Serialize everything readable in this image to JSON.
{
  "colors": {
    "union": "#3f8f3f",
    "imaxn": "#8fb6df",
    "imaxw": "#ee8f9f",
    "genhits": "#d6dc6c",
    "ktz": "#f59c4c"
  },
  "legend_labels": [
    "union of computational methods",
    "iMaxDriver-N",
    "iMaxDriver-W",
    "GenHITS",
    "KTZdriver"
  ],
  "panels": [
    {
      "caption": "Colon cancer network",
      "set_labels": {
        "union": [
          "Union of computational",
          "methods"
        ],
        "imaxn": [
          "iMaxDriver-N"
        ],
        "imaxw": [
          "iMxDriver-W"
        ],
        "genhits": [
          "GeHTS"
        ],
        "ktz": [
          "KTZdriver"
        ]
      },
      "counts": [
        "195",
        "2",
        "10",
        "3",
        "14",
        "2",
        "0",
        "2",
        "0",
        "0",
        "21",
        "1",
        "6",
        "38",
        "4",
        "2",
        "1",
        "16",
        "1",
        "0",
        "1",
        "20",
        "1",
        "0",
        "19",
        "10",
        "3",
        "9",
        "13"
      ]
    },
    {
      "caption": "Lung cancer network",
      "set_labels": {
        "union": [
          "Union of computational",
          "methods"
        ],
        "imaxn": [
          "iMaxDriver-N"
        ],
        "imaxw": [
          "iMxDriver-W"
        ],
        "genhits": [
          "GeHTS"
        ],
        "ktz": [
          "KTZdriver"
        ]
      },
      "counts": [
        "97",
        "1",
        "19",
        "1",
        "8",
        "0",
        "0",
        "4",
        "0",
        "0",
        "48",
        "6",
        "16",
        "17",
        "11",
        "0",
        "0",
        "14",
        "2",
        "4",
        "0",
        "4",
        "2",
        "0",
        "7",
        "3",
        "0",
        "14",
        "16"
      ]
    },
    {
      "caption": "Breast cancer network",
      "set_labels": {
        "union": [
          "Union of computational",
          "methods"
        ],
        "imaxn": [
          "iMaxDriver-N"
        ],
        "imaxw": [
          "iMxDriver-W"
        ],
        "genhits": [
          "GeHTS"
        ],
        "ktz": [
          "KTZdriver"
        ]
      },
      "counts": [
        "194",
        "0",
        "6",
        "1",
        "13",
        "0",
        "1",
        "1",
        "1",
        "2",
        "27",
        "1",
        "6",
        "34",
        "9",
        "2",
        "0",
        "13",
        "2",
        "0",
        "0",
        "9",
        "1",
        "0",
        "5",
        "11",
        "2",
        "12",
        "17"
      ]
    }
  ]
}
☆ ☆ ☆ ☆
What to produce: List every line above containing the word "cancer".

Response below:
      "caption": "Colon cancer network",
      "caption": "Lung cancer network",
      "caption": "Breast cancer network",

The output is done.